Exactly retype the lines below from the one containing "Extract the structured" through the end of the listing. Leave pictures out.
----
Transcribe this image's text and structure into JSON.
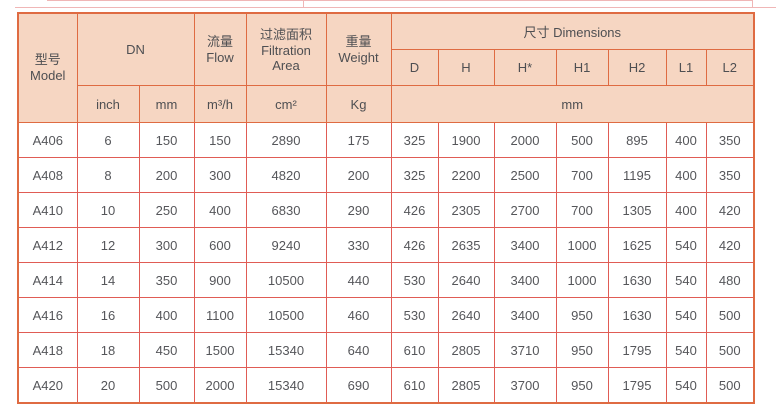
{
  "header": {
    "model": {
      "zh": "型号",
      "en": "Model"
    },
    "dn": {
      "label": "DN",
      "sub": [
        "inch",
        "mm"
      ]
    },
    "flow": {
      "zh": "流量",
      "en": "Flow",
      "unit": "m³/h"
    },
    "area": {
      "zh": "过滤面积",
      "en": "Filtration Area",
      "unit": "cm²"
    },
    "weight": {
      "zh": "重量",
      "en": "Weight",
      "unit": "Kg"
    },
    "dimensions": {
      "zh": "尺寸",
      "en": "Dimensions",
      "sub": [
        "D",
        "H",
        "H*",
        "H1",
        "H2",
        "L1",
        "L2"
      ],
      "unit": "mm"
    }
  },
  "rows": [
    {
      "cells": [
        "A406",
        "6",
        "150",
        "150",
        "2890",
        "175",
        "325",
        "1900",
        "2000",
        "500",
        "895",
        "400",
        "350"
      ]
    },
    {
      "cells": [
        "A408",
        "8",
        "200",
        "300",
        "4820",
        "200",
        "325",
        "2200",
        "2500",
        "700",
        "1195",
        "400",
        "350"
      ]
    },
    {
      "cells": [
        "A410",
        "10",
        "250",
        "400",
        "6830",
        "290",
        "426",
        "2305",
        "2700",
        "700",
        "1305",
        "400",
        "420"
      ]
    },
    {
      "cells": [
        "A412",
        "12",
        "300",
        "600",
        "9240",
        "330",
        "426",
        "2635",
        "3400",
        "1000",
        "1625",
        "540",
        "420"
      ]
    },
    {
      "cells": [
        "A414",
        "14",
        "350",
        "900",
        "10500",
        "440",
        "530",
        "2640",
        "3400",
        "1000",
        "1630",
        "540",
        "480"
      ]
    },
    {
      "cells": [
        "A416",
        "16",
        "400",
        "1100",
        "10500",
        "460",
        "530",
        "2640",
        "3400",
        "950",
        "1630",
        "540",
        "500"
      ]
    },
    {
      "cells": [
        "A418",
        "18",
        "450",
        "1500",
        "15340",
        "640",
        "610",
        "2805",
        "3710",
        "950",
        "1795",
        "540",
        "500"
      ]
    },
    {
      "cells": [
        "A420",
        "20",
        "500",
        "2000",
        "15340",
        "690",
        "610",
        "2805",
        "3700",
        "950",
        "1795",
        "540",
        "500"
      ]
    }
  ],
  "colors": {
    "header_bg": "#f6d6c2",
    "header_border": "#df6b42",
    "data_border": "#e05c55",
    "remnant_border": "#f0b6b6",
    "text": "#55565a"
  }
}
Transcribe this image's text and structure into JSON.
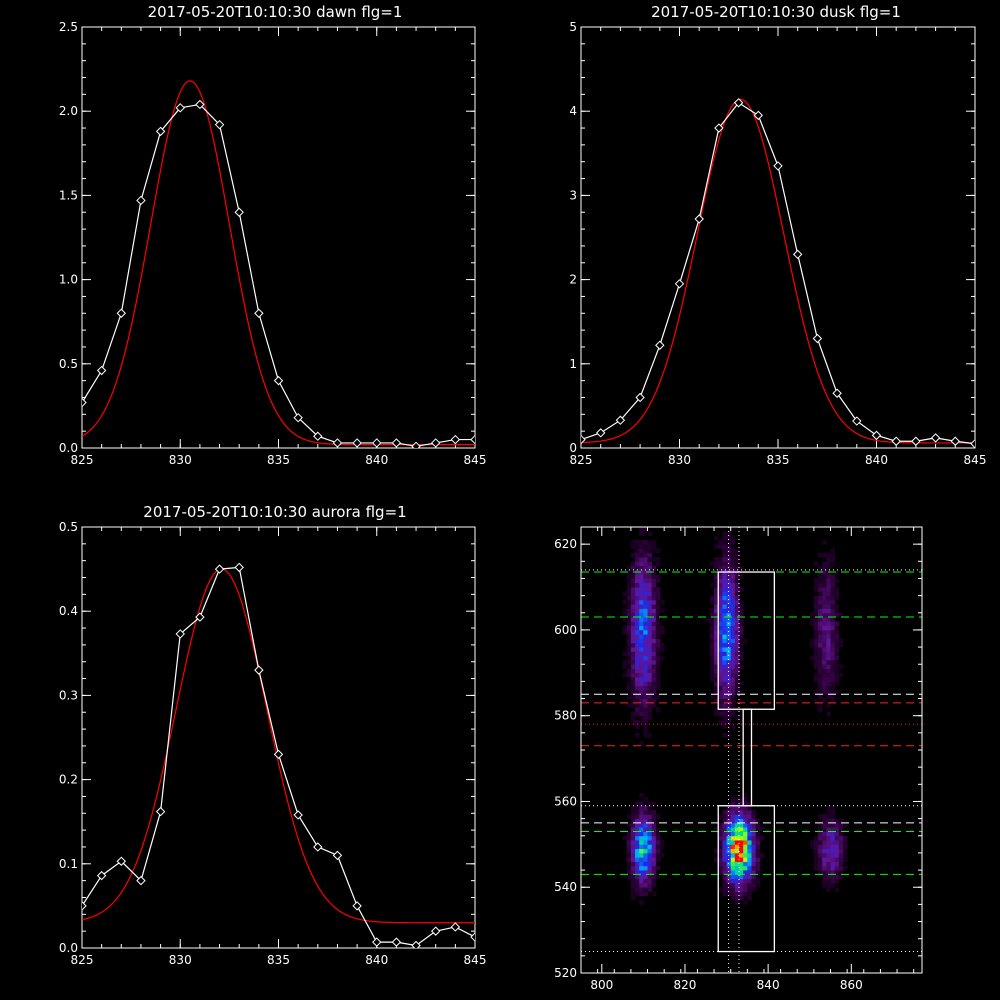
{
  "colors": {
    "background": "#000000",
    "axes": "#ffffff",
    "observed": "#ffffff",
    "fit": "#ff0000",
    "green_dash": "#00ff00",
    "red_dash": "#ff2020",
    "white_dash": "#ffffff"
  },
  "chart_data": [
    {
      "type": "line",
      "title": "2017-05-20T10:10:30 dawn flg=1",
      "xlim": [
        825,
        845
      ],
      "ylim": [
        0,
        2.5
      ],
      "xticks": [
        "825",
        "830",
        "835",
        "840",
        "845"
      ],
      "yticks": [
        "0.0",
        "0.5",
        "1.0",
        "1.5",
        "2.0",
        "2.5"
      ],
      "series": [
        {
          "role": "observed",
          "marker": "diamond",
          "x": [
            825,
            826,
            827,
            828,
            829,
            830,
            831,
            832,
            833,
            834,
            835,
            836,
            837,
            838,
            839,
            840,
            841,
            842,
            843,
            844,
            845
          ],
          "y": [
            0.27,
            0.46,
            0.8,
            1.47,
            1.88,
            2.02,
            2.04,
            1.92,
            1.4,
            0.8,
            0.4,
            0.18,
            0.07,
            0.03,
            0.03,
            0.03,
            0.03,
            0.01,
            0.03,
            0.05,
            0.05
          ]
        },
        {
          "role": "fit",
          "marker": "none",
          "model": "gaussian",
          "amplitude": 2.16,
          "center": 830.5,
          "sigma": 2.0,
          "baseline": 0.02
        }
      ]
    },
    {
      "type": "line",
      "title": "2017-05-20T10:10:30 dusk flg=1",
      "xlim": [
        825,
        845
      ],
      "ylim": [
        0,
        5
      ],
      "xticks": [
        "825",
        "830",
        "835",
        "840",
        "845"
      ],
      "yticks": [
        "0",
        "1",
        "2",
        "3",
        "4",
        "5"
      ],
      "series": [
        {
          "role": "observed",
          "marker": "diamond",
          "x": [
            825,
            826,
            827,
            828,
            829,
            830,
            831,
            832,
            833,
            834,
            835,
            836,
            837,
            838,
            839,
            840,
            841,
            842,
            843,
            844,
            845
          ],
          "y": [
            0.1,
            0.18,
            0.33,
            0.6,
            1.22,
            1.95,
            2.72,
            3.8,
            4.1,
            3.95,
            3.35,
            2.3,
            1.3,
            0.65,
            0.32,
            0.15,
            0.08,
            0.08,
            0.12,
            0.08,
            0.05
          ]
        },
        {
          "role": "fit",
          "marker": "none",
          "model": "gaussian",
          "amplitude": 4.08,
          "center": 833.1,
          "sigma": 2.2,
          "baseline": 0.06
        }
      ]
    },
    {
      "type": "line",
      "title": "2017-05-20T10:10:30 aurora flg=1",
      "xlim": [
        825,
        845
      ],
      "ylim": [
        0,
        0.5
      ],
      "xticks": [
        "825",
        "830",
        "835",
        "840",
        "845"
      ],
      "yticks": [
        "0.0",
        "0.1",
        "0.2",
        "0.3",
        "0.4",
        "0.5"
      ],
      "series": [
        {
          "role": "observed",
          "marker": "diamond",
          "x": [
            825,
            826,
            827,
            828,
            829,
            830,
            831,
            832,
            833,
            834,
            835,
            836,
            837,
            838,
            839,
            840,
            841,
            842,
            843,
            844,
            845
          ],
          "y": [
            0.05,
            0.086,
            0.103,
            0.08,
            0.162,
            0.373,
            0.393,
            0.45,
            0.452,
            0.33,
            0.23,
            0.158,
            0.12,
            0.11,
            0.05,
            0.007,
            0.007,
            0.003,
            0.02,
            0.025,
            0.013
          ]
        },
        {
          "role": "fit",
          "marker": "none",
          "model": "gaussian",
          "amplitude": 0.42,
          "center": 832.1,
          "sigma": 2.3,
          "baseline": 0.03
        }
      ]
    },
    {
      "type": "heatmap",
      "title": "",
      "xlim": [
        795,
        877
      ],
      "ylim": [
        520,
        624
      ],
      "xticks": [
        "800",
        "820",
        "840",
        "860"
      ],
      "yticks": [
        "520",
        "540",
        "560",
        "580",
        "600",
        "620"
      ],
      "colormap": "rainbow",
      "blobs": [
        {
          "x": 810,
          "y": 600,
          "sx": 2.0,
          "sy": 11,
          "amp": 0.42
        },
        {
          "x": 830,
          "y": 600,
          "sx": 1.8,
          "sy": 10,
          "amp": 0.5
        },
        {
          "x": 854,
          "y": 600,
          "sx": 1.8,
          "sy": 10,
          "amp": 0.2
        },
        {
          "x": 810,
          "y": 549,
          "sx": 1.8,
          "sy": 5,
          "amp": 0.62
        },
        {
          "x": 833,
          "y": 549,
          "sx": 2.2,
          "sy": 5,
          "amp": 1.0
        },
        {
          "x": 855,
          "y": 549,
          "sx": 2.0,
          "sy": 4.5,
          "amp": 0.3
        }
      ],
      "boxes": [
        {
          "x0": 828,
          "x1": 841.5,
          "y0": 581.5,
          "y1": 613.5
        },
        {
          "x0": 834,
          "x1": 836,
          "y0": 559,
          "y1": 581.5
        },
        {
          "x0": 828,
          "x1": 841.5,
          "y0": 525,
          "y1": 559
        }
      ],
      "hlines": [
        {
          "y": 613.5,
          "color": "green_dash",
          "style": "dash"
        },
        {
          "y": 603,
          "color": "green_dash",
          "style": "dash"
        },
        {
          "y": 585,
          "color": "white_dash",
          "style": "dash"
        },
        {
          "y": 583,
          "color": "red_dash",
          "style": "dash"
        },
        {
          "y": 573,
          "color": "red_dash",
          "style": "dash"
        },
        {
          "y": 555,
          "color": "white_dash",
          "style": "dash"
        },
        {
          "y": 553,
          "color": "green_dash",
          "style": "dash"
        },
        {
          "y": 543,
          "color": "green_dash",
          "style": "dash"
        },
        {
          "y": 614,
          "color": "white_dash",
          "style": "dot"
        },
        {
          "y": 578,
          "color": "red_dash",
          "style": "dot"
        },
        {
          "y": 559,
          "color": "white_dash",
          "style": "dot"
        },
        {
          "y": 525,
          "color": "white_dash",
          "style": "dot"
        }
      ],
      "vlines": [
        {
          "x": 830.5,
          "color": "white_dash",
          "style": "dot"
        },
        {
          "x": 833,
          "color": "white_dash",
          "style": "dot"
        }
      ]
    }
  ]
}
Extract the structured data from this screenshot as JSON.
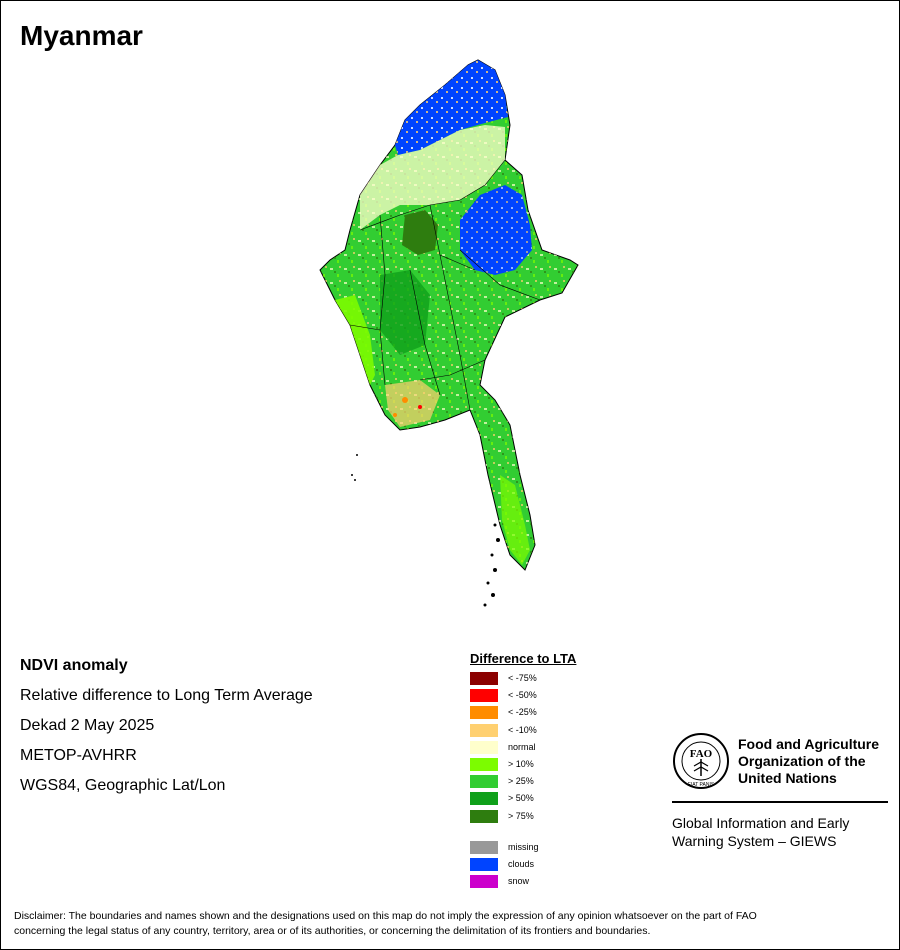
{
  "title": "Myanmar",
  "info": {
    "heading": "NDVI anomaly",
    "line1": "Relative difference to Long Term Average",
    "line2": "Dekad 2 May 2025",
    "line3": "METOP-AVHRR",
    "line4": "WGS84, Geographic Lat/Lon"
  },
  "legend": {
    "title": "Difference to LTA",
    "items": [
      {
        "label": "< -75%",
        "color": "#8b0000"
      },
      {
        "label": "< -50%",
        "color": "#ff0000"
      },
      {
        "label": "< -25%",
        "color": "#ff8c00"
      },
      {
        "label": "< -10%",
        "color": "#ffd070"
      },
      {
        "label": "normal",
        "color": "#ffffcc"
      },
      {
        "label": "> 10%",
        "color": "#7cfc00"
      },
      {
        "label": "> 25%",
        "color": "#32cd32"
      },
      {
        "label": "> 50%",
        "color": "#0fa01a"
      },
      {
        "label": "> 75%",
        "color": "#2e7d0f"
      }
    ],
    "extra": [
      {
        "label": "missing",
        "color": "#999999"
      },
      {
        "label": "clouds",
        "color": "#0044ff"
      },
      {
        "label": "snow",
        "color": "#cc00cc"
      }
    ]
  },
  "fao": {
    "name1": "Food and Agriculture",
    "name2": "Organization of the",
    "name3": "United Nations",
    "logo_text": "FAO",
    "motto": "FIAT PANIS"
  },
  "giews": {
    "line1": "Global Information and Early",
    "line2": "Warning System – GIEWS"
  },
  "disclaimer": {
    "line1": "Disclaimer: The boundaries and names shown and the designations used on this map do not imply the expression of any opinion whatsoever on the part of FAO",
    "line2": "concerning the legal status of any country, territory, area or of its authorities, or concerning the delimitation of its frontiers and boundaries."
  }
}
----
§ **ANSWER**
Extract the structured data from this screenshot as JSON.
{
  "title": "Myanmar",
  "info": {
    "heading": "NDVI anomaly",
    "line1": "Relative difference to Long Term Average",
    "line2": "Dekad 2 May 2025",
    "line3": "METOP-AVHRR",
    "line4": "WGS84, Geographic Lat/Lon"
  },
  "legend": {
    "title": "Difference to LTA",
    "items": [
      {
        "label": "< -75%",
        "color": "#8b0000"
      },
      {
        "label": "< -50%",
        "color": "#ff0000"
      },
      {
        "label": "< -25%",
        "color": "#ff8c00"
      },
      {
        "label": "< -10%",
        "color": "#ffd070"
      },
      {
        "label": "normal",
        "color": "#ffffcc"
      },
      {
        "label": "> 10%",
        "color": "#7cfc00"
      },
      {
        "label": "> 25%",
        "color": "#32cd32"
      },
      {
        "label": "> 50%",
        "color": "#0fa01a"
      },
      {
        "label": "> 75%",
        "color": "#2e7d0f"
      }
    ],
    "extra": [
      {
        "label": "missing",
        "color": "#999999"
      },
      {
        "label": "clouds",
        "color": "#0044ff"
      },
      {
        "label": "snow",
        "color": "#cc00cc"
      }
    ]
  },
  "fao": {
    "name1": "Food and Agriculture",
    "name2": "Organization of the",
    "name3": "United Nations",
    "logo_text": "FAO",
    "motto": "FIAT PANIS"
  },
  "giews": {
    "line1": "Global Information and Early",
    "line2": "Warning System – GIEWS"
  },
  "disclaimer": {
    "line1": "Disclaimer: The boundaries and names shown and the designations used on this map do not imply the expression of any opinion whatsoever on the part of FAO",
    "line2": "concerning the legal status of any country, territory, area or of its authorities, or concerning the delimitation of its frontiers and boundaries."
  }
}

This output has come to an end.